===== Extracted information =====

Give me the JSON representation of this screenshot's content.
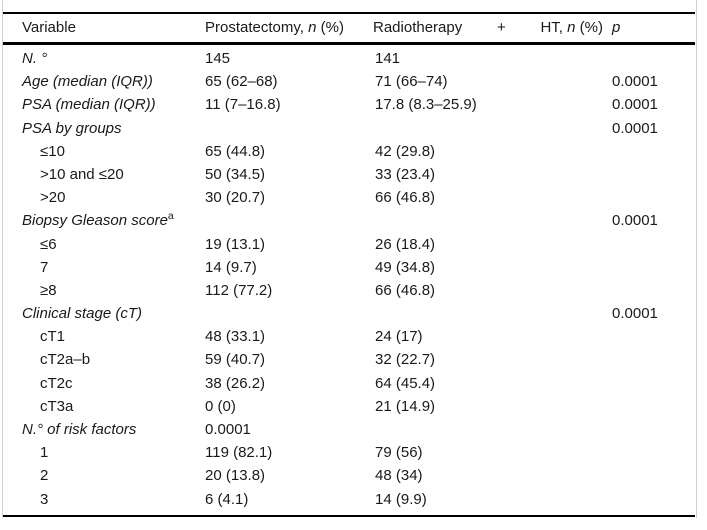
{
  "table": {
    "header": {
      "variable": "Variable",
      "prostatectomy": {
        "prefix": "Prostatectomy,",
        "n": "n",
        "suffix": "(%)"
      },
      "radiotherapy": {
        "word1": "Radiotherapy",
        "plus": "+",
        "ht": "HT,",
        "n": "n",
        "suffix": "(%)"
      },
      "p": "p"
    },
    "rows": [
      {
        "label": "N. °",
        "italic": true,
        "prostatectomy": "145",
        "radiotherapy": "141"
      },
      {
        "label": "Age (median (IQR))",
        "italic": true,
        "prostatectomy": "65 (62–68)",
        "radiotherapy": "71 (66–74)",
        "p": "0.0001"
      },
      {
        "label": "PSA (median (IQR))",
        "italic": true,
        "prostatectomy": "11 (7–16.8)",
        "radiotherapy": "17.8 (8.3–25.9)",
        "p": "0.0001"
      },
      {
        "label": "PSA by groups",
        "italic": true,
        "p": "0.0001"
      },
      {
        "label": "≤10",
        "indent": true,
        "prostatectomy": "65 (44.8)",
        "radiotherapy": "42 (29.8)"
      },
      {
        "label": ">10 and ≤20",
        "indent": true,
        "prostatectomy": "50 (34.5)",
        "radiotherapy": "33 (23.4)"
      },
      {
        "label": ">20",
        "indent": true,
        "prostatectomy": "30 (20.7)",
        "radiotherapy": "66 (46.8)"
      },
      {
        "label": "Biopsy Gleason score",
        "sup": "a",
        "italic": true,
        "p": "0.0001"
      },
      {
        "label": "≤6",
        "indent": true,
        "prostatectomy": "19 (13.1)",
        "radiotherapy": "26 (18.4)"
      },
      {
        "label": "7",
        "indent": true,
        "prostatectomy": "14 (9.7)",
        "radiotherapy": "49 (34.8)"
      },
      {
        "label": "≥8",
        "indent": true,
        "prostatectomy": "112 (77.2)",
        "radiotherapy": "66 (46.8)"
      },
      {
        "label": "Clinical stage (cT)",
        "italic": true,
        "p": "0.0001"
      },
      {
        "label": "cT1",
        "indent": true,
        "prostatectomy": "48 (33.1)",
        "radiotherapy": "24 (17)"
      },
      {
        "label": "cT2a–b",
        "indent": true,
        "prostatectomy": "59 (40.7)",
        "radiotherapy": "32 (22.7)"
      },
      {
        "label": "cT2c",
        "indent": true,
        "prostatectomy": "38 (26.2)",
        "radiotherapy": "64 (45.4)"
      },
      {
        "label": "cT3a",
        "indent": true,
        "prostatectomy": "0 (0)",
        "radiotherapy": "21 (14.9)"
      },
      {
        "label": "N.° of risk factors",
        "italic": true,
        "prostatectomy": "0.0001"
      },
      {
        "label": "1",
        "indent": true,
        "prostatectomy": "119 (82.1)",
        "radiotherapy": "79 (56)"
      },
      {
        "label": "2",
        "indent": true,
        "prostatectomy": "20 (13.8)",
        "radiotherapy": "48 (34)"
      },
      {
        "label": "3",
        "indent": true,
        "prostatectomy": "6 (4.1)",
        "radiotherapy": "14 (9.9)"
      }
    ]
  }
}
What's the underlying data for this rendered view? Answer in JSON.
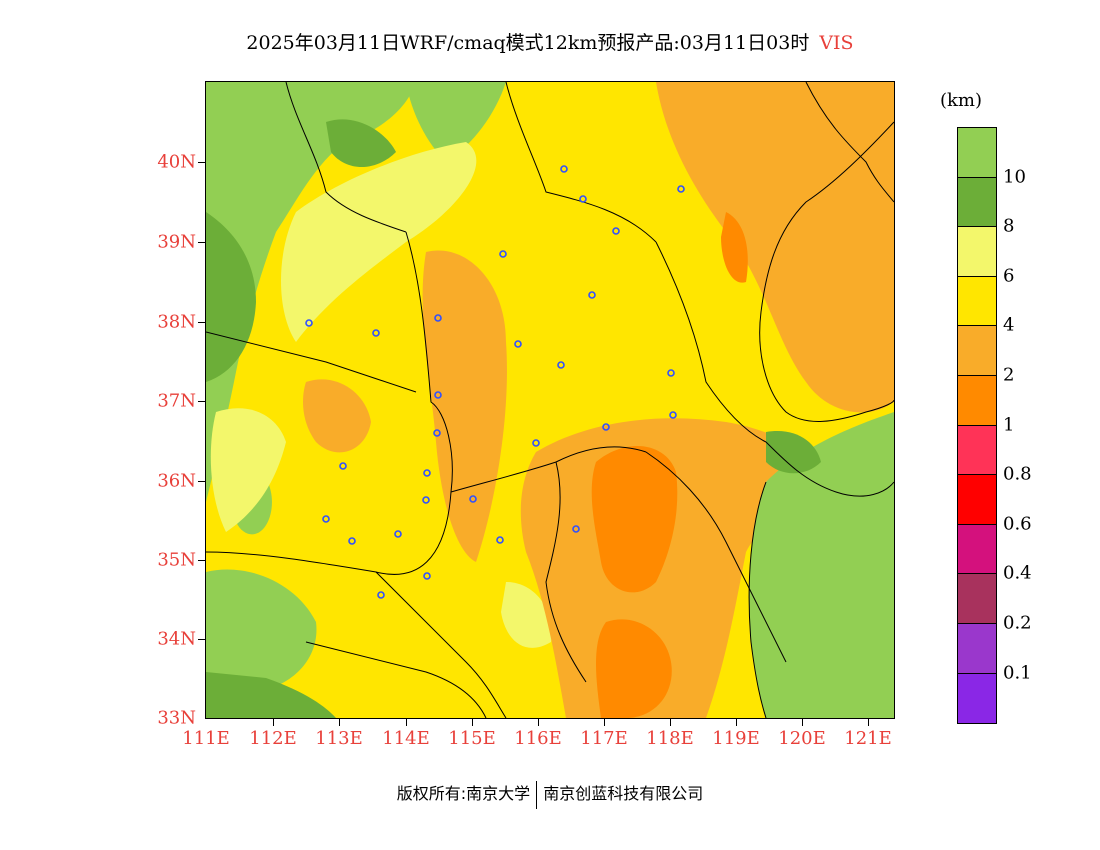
{
  "title": "2025年03月11日WRF/cmaq模式12km预报产品:03月11日03时",
  "variable": "VIS",
  "unit": "(km)",
  "lat_labels": [
    "40N",
    "39N",
    "38N",
    "37N",
    "36N",
    "35N",
    "34N",
    "33N"
  ],
  "lon_labels": [
    "111E",
    "112E",
    "113E",
    "114E",
    "115E",
    "116E",
    "117E",
    "118E",
    "119E",
    "120E",
    "121E"
  ],
  "colorbar": {
    "colors": [
      "#92cf53",
      "#6cae38",
      "#f3f76b",
      "#ffe600",
      "#f9ac29",
      "#ff8a00",
      "#ff3357",
      "#ff0000",
      "#d4117d",
      "#a8325d",
      "#9a37cc",
      "#8a27e6"
    ],
    "labels": [
      "10",
      "8",
      "6",
      "4",
      "2",
      "1",
      "0.8",
      "0.6",
      "0.4",
      "0.2",
      "0.1"
    ]
  },
  "footer": {
    "left": "版权所有:南京大学",
    "right": "南京创蓝科技有限公司"
  }
}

=====

Problem statement: Each record should be quoted exactly, with the images omitted.

Response to the exercise:
Give me the JSON representation of this screenshot's content.
{
  "table": {
    "header": {
      "variable": "Variable",
      "prostatectomy": {
        "prefix": "Prostatectomy,",
        "n": "n",
        "suffix": "(%)"
      },
      "radiotherapy": {
        "word1": "Radiotherapy",
        "plus": "+",
        "ht": "HT,",
        "n": "n",
        "suffix": "(%)"
      },
      "p": "p"
    },
    "rows": [
      {
        "label": "N. °",
        "italic": true,
        "prostatectomy": "145",
        "radiotherapy": "141"
      },
      {
        "label": "Age (median (IQR))",
        "italic": true,
        "prostatectomy": "65 (62–68)",
        "radiotherapy": "71 (66–74)",
        "p": "0.0001"
      },
      {
        "label": "PSA (median (IQR))",
        "italic": true,
        "prostatectomy": "11 (7–16.8)",
        "radiotherapy": "17.8 (8.3–25.9)",
        "p": "0.0001"
      },
      {
        "label": "PSA by groups",
        "italic": true,
        "p": "0.0001"
      },
      {
        "label": "≤10",
        "indent": true,
        "prostatectomy": "65 (44.8)",
        "radiotherapy": "42 (29.8)"
      },
      {
        "label": ">10 and ≤20",
        "indent": true,
        "prostatectomy": "50 (34.5)",
        "radiotherapy": "33 (23.4)"
      },
      {
        "label": ">20",
        "indent": true,
        "prostatectomy": "30 (20.7)",
        "radiotherapy": "66 (46.8)"
      },
      {
        "label": "Biopsy Gleason score",
        "sup": "a",
        "italic": true,
        "p": "0.0001"
      },
      {
        "label": "≤6",
        "indent": true,
        "prostatectomy": "19 (13.1)",
        "radiotherapy": "26 (18.4)"
      },
      {
        "label": "7",
        "indent": true,
        "prostatectomy": "14 (9.7)",
        "radiotherapy": "49 (34.8)"
      },
      {
        "label": "≥8",
        "indent": true,
        "prostatectomy": "112 (77.2)",
        "radiotherapy": "66 (46.8)"
      },
      {
        "label": "Clinical stage (cT)",
        "italic": true,
        "p": "0.0001"
      },
      {
        "label": "cT1",
        "indent": true,
        "prostatectomy": "48 (33.1)",
        "radiotherapy": "24 (17)"
      },
      {
        "label": "cT2a–b",
        "indent": true,
        "prostatectomy": "59 (40.7)",
        "radiotherapy": "32 (22.7)"
      },
      {
        "label": "cT2c",
        "indent": true,
        "prostatectomy": "38 (26.2)",
        "radiotherapy": "64 (45.4)"
      },
      {
        "label": "cT3a",
        "indent": true,
        "prostatectomy": "0 (0)",
        "radiotherapy": "21 (14.9)"
      },
      {
        "label": "N.° of risk factors",
        "italic": true,
        "prostatectomy": "0.0001"
      },
      {
        "label": "1",
        "indent": true,
        "prostatectomy": "119 (82.1)",
        "radiotherapy": "79 (56)"
      },
      {
        "label": "2",
        "indent": true,
        "prostatectomy": "20 (13.8)",
        "radiotherapy": "48 (34)"
      },
      {
        "label": "3",
        "indent": true,
        "prostatectomy": "6 (4.1)",
        "radiotherapy": "14 (9.9)"
      }
    ]
  }
}
What's the underlying data for this rendered view? Answer in JSON.
{
  "title": "2025年03月11日WRF/cmaq模式12km预报产品:03月11日03时",
  "variable": "VIS",
  "unit": "(km)",
  "lat_labels": [
    "40N",
    "39N",
    "38N",
    "37N",
    "36N",
    "35N",
    "34N",
    "33N"
  ],
  "lon_labels": [
    "111E",
    "112E",
    "113E",
    "114E",
    "115E",
    "116E",
    "117E",
    "118E",
    "119E",
    "120E",
    "121E"
  ],
  "colorbar": {
    "colors": [
      "#92cf53",
      "#6cae38",
      "#f3f76b",
      "#ffe600",
      "#f9ac29",
      "#ff8a00",
      "#ff3357",
      "#ff0000",
      "#d4117d",
      "#a8325d",
      "#9a37cc",
      "#8a27e6"
    ],
    "labels": [
      "10",
      "8",
      "6",
      "4",
      "2",
      "1",
      "0.8",
      "0.6",
      "0.4",
      "0.2",
      "0.1"
    ]
  },
  "footer": {
    "left": "版权所有:南京大学",
    "right": "南京创蓝科技有限公司"
  }
}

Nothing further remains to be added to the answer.